## What you need to do
Copy out the data below verbatim.

[Figure content listings]

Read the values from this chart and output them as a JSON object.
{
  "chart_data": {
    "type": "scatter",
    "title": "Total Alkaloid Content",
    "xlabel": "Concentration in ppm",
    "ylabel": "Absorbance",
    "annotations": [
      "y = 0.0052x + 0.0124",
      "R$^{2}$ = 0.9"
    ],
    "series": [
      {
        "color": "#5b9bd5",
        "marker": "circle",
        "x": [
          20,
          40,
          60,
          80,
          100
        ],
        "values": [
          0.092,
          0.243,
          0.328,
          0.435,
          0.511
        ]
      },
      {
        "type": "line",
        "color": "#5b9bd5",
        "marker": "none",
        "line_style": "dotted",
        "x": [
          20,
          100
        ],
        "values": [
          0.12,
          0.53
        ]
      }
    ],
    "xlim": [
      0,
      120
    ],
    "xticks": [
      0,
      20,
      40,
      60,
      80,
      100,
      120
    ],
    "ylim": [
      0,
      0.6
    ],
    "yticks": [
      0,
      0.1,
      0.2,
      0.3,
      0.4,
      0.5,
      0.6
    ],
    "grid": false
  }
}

## Exercise response
Read the values from this chart and output them as a JSON object.
{
  "chart_data": {
    "type": "scatter",
    "title": "Total Alkaloid Content",
    "xlabel": "Concentration in ppm",
    "ylabel": "Absorbance",
    "annotations": [
      "y = 0.0052x + 0.0124",
      "R$^{2}$ = 0.9"
    ],
    "series": [
      {
        "color": "#5b9bd5",
        "marker": "circle",
        "x": [
          20,
          40,
          60,
          80,
          100
        ],
        "values": [
          0.092,
          0.243,
          0.328,
          0.435,
          0.511
        ]
      },
      {
        "type": "line",
        "color": "#5b9bd5",
        "marker": "none",
        "line_style": "dotted",
        "x": [
          20,
          100
        ],
        "values": [
          0.12,
          0.53
        ]
      }
    ],
    "xlim": [
      0,
      120
    ],
    "xticks": [
      0,
      20,
      40,
      60,
      80,
      100,
      120
    ],
    "ylim": [
      0,
      0.6
    ],
    "yticks": [
      0,
      0.1,
      0.2,
      0.3,
      0.4,
      0.5,
      0.6
    ],
    "grid": false
  }
}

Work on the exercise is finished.